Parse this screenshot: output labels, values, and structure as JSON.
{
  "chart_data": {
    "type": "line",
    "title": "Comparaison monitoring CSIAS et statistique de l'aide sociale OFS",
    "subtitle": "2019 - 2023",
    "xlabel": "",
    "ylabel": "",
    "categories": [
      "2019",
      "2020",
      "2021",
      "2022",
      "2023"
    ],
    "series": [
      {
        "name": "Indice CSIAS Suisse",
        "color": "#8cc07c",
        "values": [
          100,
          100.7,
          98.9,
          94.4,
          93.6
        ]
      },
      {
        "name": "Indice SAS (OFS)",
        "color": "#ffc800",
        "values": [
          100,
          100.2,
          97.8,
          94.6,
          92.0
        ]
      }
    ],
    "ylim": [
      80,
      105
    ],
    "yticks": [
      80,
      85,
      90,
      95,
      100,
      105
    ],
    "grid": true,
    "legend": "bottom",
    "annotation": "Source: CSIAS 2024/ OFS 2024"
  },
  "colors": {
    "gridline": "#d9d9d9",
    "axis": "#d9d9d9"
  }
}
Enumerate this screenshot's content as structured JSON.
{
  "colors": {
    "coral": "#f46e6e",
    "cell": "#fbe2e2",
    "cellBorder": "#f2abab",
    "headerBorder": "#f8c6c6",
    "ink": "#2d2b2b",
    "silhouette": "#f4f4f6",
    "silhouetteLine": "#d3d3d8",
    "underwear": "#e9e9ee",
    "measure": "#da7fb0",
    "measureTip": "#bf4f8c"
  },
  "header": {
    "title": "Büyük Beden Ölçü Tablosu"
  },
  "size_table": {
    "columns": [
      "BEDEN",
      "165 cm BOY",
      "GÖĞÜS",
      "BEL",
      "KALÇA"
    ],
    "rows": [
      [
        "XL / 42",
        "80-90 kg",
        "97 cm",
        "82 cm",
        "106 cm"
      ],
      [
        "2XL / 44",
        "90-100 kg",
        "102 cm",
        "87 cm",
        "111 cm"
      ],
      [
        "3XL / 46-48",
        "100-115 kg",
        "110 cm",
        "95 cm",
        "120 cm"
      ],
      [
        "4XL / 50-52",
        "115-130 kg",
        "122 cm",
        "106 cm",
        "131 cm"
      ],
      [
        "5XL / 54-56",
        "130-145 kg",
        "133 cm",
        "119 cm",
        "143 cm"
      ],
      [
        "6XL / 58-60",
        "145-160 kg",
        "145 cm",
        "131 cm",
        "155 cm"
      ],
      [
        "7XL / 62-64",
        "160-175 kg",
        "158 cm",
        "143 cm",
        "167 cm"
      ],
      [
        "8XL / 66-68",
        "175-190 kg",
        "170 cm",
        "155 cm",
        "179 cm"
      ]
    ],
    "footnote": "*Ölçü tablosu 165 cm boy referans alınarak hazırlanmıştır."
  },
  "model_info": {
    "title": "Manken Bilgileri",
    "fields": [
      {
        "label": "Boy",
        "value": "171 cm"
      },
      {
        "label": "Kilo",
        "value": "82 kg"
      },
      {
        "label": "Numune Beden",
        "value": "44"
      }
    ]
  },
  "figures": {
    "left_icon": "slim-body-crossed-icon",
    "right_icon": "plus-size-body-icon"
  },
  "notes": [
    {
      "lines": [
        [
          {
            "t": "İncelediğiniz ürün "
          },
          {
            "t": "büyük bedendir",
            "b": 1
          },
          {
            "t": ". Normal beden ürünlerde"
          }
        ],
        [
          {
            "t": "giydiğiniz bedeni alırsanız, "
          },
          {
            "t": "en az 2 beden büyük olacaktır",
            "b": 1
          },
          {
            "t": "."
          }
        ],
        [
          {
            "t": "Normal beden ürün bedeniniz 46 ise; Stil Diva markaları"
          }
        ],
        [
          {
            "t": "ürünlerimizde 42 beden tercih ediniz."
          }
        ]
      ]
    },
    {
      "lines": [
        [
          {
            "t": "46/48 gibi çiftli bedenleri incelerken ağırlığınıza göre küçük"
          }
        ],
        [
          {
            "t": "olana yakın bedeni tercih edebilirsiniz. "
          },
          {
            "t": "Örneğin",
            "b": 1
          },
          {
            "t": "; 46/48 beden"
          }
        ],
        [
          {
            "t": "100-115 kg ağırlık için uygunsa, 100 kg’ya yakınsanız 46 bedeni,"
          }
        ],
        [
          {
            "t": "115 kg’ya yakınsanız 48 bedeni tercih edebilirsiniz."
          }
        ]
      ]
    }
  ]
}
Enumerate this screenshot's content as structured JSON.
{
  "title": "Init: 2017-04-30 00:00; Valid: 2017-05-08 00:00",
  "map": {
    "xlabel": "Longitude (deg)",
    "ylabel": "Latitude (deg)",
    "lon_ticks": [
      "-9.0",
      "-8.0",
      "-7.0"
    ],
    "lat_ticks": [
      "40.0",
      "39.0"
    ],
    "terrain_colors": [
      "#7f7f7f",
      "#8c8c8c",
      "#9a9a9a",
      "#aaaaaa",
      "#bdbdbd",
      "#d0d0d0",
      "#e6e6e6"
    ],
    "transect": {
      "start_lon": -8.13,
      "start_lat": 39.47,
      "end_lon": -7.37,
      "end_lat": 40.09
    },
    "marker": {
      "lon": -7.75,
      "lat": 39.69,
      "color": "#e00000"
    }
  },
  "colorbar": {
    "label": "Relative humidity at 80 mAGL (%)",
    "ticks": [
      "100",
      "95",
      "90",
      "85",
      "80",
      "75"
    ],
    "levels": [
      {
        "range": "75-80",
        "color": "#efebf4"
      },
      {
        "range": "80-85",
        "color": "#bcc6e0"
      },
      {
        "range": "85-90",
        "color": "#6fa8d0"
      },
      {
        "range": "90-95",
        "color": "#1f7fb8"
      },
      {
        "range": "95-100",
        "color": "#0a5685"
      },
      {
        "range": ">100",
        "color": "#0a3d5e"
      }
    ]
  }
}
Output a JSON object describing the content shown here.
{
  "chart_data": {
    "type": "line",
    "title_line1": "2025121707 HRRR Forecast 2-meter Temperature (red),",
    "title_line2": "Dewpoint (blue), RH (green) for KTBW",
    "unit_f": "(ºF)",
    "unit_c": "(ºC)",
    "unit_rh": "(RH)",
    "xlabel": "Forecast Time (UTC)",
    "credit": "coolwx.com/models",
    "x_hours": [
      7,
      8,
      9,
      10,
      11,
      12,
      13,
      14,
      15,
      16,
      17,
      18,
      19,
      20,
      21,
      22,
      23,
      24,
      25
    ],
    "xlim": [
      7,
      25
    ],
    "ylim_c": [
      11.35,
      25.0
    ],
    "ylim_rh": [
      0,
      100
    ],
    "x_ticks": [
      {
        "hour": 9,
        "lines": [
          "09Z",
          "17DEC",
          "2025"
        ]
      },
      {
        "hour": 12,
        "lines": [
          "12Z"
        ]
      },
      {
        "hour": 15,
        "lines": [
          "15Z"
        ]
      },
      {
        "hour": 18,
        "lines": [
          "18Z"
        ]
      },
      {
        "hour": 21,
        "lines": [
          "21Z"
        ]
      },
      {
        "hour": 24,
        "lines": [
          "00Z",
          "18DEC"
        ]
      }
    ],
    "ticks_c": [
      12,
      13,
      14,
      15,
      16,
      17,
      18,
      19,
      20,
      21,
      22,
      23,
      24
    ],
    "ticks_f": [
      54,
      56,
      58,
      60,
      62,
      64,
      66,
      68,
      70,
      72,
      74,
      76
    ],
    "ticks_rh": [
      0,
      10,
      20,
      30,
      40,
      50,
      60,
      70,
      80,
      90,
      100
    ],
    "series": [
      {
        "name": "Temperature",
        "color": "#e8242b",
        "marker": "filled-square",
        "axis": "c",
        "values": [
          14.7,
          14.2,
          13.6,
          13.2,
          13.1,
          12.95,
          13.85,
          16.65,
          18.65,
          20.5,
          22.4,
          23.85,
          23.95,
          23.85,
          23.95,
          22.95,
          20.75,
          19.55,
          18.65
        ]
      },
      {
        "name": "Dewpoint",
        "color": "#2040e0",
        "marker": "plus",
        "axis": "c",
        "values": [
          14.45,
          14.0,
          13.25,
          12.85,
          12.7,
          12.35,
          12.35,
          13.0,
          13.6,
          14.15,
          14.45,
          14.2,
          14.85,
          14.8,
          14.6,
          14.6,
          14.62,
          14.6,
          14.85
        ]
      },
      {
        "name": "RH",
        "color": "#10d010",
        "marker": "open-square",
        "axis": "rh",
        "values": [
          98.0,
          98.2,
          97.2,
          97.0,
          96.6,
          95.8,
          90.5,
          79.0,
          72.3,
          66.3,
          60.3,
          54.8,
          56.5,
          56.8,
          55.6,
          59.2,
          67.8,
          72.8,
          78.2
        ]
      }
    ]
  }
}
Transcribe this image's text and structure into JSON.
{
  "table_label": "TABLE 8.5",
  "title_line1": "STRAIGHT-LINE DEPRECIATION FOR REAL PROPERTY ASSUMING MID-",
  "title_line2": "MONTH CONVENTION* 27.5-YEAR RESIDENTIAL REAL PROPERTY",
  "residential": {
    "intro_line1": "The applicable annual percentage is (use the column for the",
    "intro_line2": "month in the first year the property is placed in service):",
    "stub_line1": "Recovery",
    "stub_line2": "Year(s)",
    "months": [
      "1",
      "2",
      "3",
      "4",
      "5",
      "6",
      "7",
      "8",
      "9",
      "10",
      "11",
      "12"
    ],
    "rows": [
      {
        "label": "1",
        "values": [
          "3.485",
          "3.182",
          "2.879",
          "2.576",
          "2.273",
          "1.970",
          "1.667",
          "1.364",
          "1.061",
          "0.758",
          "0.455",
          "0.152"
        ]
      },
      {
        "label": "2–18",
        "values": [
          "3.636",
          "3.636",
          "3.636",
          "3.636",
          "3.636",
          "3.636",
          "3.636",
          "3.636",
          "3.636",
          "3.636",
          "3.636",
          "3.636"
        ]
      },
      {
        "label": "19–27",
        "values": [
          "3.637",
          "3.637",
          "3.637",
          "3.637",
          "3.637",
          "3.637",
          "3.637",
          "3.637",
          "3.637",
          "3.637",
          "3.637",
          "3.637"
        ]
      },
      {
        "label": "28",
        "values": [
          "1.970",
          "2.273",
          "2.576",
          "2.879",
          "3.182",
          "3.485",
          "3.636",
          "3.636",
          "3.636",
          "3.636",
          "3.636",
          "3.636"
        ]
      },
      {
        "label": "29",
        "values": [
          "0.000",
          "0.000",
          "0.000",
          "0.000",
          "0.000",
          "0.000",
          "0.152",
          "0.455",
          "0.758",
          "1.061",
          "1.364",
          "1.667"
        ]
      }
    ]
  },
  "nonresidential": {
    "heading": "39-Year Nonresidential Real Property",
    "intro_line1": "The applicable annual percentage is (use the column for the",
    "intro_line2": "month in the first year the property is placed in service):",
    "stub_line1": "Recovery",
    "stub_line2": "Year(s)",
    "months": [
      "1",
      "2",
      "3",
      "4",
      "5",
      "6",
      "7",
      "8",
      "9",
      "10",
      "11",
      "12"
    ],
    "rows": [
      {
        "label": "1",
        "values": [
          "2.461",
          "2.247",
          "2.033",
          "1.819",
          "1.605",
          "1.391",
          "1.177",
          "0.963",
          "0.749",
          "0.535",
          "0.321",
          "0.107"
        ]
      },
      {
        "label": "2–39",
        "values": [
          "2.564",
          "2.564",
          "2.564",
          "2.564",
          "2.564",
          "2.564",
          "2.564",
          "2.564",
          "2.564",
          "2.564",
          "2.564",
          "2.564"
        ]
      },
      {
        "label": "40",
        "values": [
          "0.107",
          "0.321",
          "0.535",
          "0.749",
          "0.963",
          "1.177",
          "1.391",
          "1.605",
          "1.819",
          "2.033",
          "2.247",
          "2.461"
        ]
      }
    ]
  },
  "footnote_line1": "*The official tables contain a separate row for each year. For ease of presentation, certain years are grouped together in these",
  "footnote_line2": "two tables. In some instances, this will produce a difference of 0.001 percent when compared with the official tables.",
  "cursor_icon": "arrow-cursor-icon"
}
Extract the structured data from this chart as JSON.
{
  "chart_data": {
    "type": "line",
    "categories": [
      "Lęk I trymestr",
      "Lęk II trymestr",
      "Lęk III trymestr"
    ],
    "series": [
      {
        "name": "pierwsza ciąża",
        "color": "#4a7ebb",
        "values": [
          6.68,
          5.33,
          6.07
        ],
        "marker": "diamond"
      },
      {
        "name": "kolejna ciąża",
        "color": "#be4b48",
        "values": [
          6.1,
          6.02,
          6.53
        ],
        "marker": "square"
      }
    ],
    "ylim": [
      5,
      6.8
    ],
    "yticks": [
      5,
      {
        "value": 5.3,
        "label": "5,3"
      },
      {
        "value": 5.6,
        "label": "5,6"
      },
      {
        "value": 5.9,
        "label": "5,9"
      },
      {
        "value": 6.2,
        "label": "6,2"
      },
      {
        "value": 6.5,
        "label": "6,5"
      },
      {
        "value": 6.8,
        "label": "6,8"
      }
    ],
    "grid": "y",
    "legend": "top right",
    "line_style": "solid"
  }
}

_ _ _ _

> Set exercise:
Pull out every line in the material above where "this" occurs.

> Written solution:
Parse this screenshot: output labels, values, and structure as JSON.
Enumerate this screenshot's content as structured JSON.
Enumerate this screenshot's content as structured JSON.
Transcribe this image's text and structure into JSON.
  "footnote_line2": "two tables. In some instances, this will produce a difference of 0.001 percent when compared with the official tables.",
Extract the structured data from this chart as JSON.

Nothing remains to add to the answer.